● EXERCISE
Copy the listing verbatim, excluding any images found in it.

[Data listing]
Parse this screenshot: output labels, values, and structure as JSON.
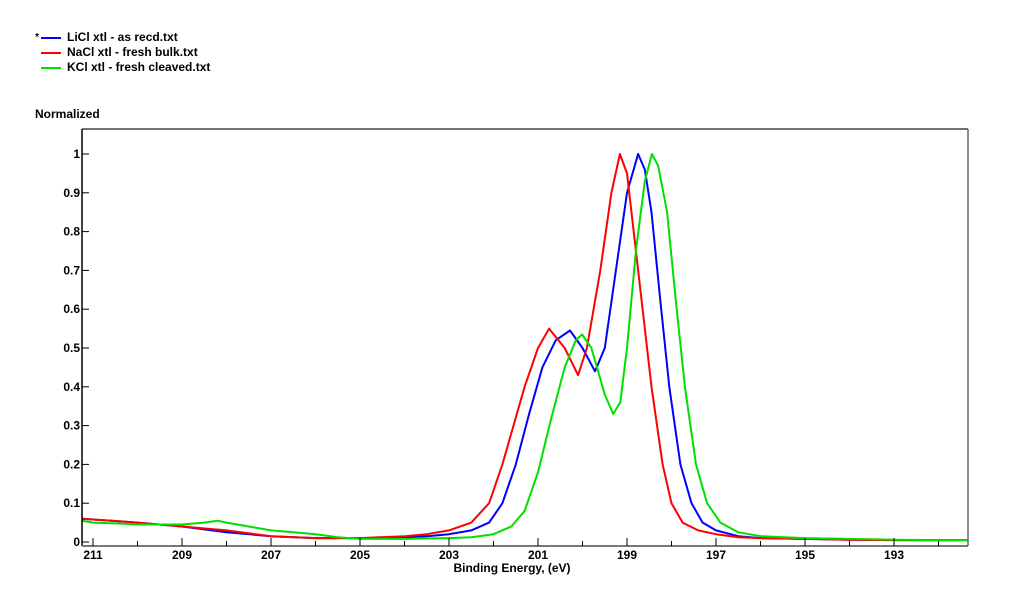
{
  "legend": {
    "items": [
      {
        "label": "LiCl xtl - as recd.txt",
        "color": "#0000ff",
        "marker": "*"
      },
      {
        "label": "NaCl xtl - fresh bulk.txt",
        "color": "#ff0000",
        "marker": ""
      },
      {
        "label": "KCl xtl - fresh cleaved.txt",
        "color": "#00e000",
        "marker": ""
      }
    ]
  },
  "axes": {
    "ylabel": "Normalized",
    "xlabel": "Binding Energy, (eV)"
  },
  "chart_data": {
    "type": "line",
    "title": "",
    "xlabel": "Binding Energy, (eV)",
    "ylabel": "Normalized",
    "xlim": [
      211.25,
      191.34
    ],
    "ylim": [
      0,
      1.07
    ],
    "x_reversed": true,
    "x_ticks": [
      211,
      209,
      207,
      205,
      203,
      201,
      199,
      197,
      195,
      193
    ],
    "x_minor_ticks": [
      210,
      208,
      206,
      204,
      202,
      200,
      198,
      196,
      194,
      192
    ],
    "y_ticks": [
      0,
      0.1,
      0.2,
      0.3,
      0.4,
      0.5,
      0.6,
      0.7,
      0.8,
      0.9,
      1
    ],
    "grid": false,
    "legend_position": "top-left",
    "series": [
      {
        "name": "LiCl xtl - as recd.txt",
        "color": "#0000ff",
        "x": [
          211.25,
          210,
          209,
          208,
          207,
          206,
          205,
          204,
          203.5,
          203,
          202.5,
          202.1,
          201.8,
          201.5,
          201.2,
          200.9,
          200.6,
          200.28,
          200.0,
          199.72,
          199.5,
          199.25,
          199.0,
          198.75,
          198.6,
          198.45,
          198.25,
          198.05,
          197.8,
          197.55,
          197.3,
          197.0,
          196.5,
          196,
          195,
          194,
          193,
          192,
          191.34
        ],
        "y": [
          0.06,
          0.05,
          0.04,
          0.025,
          0.015,
          0.01,
          0.01,
          0.012,
          0.015,
          0.02,
          0.03,
          0.05,
          0.1,
          0.2,
          0.33,
          0.45,
          0.52,
          0.545,
          0.5,
          0.44,
          0.5,
          0.7,
          0.9,
          1.0,
          0.96,
          0.85,
          0.62,
          0.4,
          0.2,
          0.1,
          0.05,
          0.03,
          0.015,
          0.01,
          0.008,
          0.006,
          0.005,
          0.005,
          0.005
        ]
      },
      {
        "name": "NaCl xtl - fresh bulk.txt",
        "color": "#ff0000",
        "x": [
          211.25,
          210,
          209,
          208,
          207,
          206,
          205,
          204,
          203.5,
          203,
          202.5,
          202.1,
          201.8,
          201.55,
          201.3,
          201.0,
          200.75,
          200.4,
          200.1,
          199.9,
          199.6,
          199.35,
          199.16,
          199.0,
          198.85,
          198.65,
          198.45,
          198.2,
          198.0,
          197.75,
          197.4,
          197.0,
          196.5,
          196,
          195,
          194,
          193,
          192,
          191.34
        ],
        "y": [
          0.06,
          0.05,
          0.04,
          0.03,
          0.015,
          0.01,
          0.01,
          0.015,
          0.02,
          0.03,
          0.05,
          0.1,
          0.2,
          0.3,
          0.4,
          0.5,
          0.55,
          0.5,
          0.43,
          0.5,
          0.7,
          0.9,
          1.0,
          0.95,
          0.8,
          0.6,
          0.4,
          0.2,
          0.1,
          0.05,
          0.03,
          0.02,
          0.012,
          0.01,
          0.008,
          0.006,
          0.005,
          0.005,
          0.005
        ]
      },
      {
        "name": "KCl xtl - fresh cleaved.txt",
        "color": "#00e000",
        "x": [
          211.25,
          211,
          210.5,
          210,
          209.5,
          209,
          208.5,
          208.2,
          208,
          207.5,
          207,
          206.5,
          206,
          205.5,
          205,
          204,
          203,
          202.5,
          202,
          201.6,
          201.3,
          201.0,
          200.7,
          200.4,
          200.15,
          200.01,
          199.8,
          199.5,
          199.31,
          199.15,
          199.0,
          198.8,
          198.6,
          198.44,
          198.3,
          198.1,
          197.9,
          197.7,
          197.45,
          197.2,
          196.9,
          196.5,
          196,
          195,
          194,
          193,
          192,
          191.34
        ],
        "y": [
          0.055,
          0.05,
          0.048,
          0.045,
          0.045,
          0.045,
          0.05,
          0.055,
          0.05,
          0.04,
          0.03,
          0.025,
          0.02,
          0.012,
          0.008,
          0.008,
          0.01,
          0.012,
          0.02,
          0.04,
          0.08,
          0.18,
          0.32,
          0.45,
          0.52,
          0.535,
          0.5,
          0.38,
          0.33,
          0.36,
          0.5,
          0.75,
          0.93,
          1.0,
          0.97,
          0.85,
          0.62,
          0.4,
          0.2,
          0.1,
          0.05,
          0.025,
          0.015,
          0.01,
          0.008,
          0.006,
          0.005,
          0.005
        ]
      }
    ]
  }
}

● SOLUTION
Parse this screenshot: output labels, values, and structure as JSON.
{
  "legend": {
    "items": [
      {
        "label": "LiCl xtl - as recd.txt",
        "color": "#0000ff",
        "marker": "*"
      },
      {
        "label": "NaCl xtl - fresh bulk.txt",
        "color": "#ff0000",
        "marker": ""
      },
      {
        "label": "KCl xtl - fresh cleaved.txt",
        "color": "#00e000",
        "marker": ""
      }
    ]
  },
  "axes": {
    "ylabel": "Normalized",
    "xlabel": "Binding Energy, (eV)"
  },
  "chart_data": {
    "type": "line",
    "title": "",
    "xlabel": "Binding Energy, (eV)",
    "ylabel": "Normalized",
    "xlim": [
      211.25,
      191.34
    ],
    "ylim": [
      0,
      1.07
    ],
    "x_reversed": true,
    "x_ticks": [
      211,
      209,
      207,
      205,
      203,
      201,
      199,
      197,
      195,
      193
    ],
    "x_minor_ticks": [
      210,
      208,
      206,
      204,
      202,
      200,
      198,
      196,
      194,
      192
    ],
    "y_ticks": [
      0,
      0.1,
      0.2,
      0.3,
      0.4,
      0.5,
      0.6,
      0.7,
      0.8,
      0.9,
      1
    ],
    "grid": false,
    "legend_position": "top-left",
    "series": [
      {
        "name": "LiCl xtl - as recd.txt",
        "color": "#0000ff",
        "x": [
          211.25,
          210,
          209,
          208,
          207,
          206,
          205,
          204,
          203.5,
          203,
          202.5,
          202.1,
          201.8,
          201.5,
          201.2,
          200.9,
          200.6,
          200.28,
          200.0,
          199.72,
          199.5,
          199.25,
          199.0,
          198.75,
          198.6,
          198.45,
          198.25,
          198.05,
          197.8,
          197.55,
          197.3,
          197.0,
          196.5,
          196,
          195,
          194,
          193,
          192,
          191.34
        ],
        "y": [
          0.06,
          0.05,
          0.04,
          0.025,
          0.015,
          0.01,
          0.01,
          0.012,
          0.015,
          0.02,
          0.03,
          0.05,
          0.1,
          0.2,
          0.33,
          0.45,
          0.52,
          0.545,
          0.5,
          0.44,
          0.5,
          0.7,
          0.9,
          1.0,
          0.96,
          0.85,
          0.62,
          0.4,
          0.2,
          0.1,
          0.05,
          0.03,
          0.015,
          0.01,
          0.008,
          0.006,
          0.005,
          0.005,
          0.005
        ]
      },
      {
        "name": "NaCl xtl - fresh bulk.txt",
        "color": "#ff0000",
        "x": [
          211.25,
          210,
          209,
          208,
          207,
          206,
          205,
          204,
          203.5,
          203,
          202.5,
          202.1,
          201.8,
          201.55,
          201.3,
          201.0,
          200.75,
          200.4,
          200.1,
          199.9,
          199.6,
          199.35,
          199.16,
          199.0,
          198.85,
          198.65,
          198.45,
          198.2,
          198.0,
          197.75,
          197.4,
          197.0,
          196.5,
          196,
          195,
          194,
          193,
          192,
          191.34
        ],
        "y": [
          0.06,
          0.05,
          0.04,
          0.03,
          0.015,
          0.01,
          0.01,
          0.015,
          0.02,
          0.03,
          0.05,
          0.1,
          0.2,
          0.3,
          0.4,
          0.5,
          0.55,
          0.5,
          0.43,
          0.5,
          0.7,
          0.9,
          1.0,
          0.95,
          0.8,
          0.6,
          0.4,
          0.2,
          0.1,
          0.05,
          0.03,
          0.02,
          0.012,
          0.01,
          0.008,
          0.006,
          0.005,
          0.005,
          0.005
        ]
      },
      {
        "name": "KCl xtl - fresh cleaved.txt",
        "color": "#00e000",
        "x": [
          211.25,
          211,
          210.5,
          210,
          209.5,
          209,
          208.5,
          208.2,
          208,
          207.5,
          207,
          206.5,
          206,
          205.5,
          205,
          204,
          203,
          202.5,
          202,
          201.6,
          201.3,
          201.0,
          200.7,
          200.4,
          200.15,
          200.01,
          199.8,
          199.5,
          199.31,
          199.15,
          199.0,
          198.8,
          198.6,
          198.44,
          198.3,
          198.1,
          197.9,
          197.7,
          197.45,
          197.2,
          196.9,
          196.5,
          196,
          195,
          194,
          193,
          192,
          191.34
        ],
        "y": [
          0.055,
          0.05,
          0.048,
          0.045,
          0.045,
          0.045,
          0.05,
          0.055,
          0.05,
          0.04,
          0.03,
          0.025,
          0.02,
          0.012,
          0.008,
          0.008,
          0.01,
          0.012,
          0.02,
          0.04,
          0.08,
          0.18,
          0.32,
          0.45,
          0.52,
          0.535,
          0.5,
          0.38,
          0.33,
          0.36,
          0.5,
          0.75,
          0.93,
          1.0,
          0.97,
          0.85,
          0.62,
          0.4,
          0.2,
          0.1,
          0.05,
          0.025,
          0.015,
          0.01,
          0.008,
          0.006,
          0.005,
          0.005
        ]
      }
    ]
  }
}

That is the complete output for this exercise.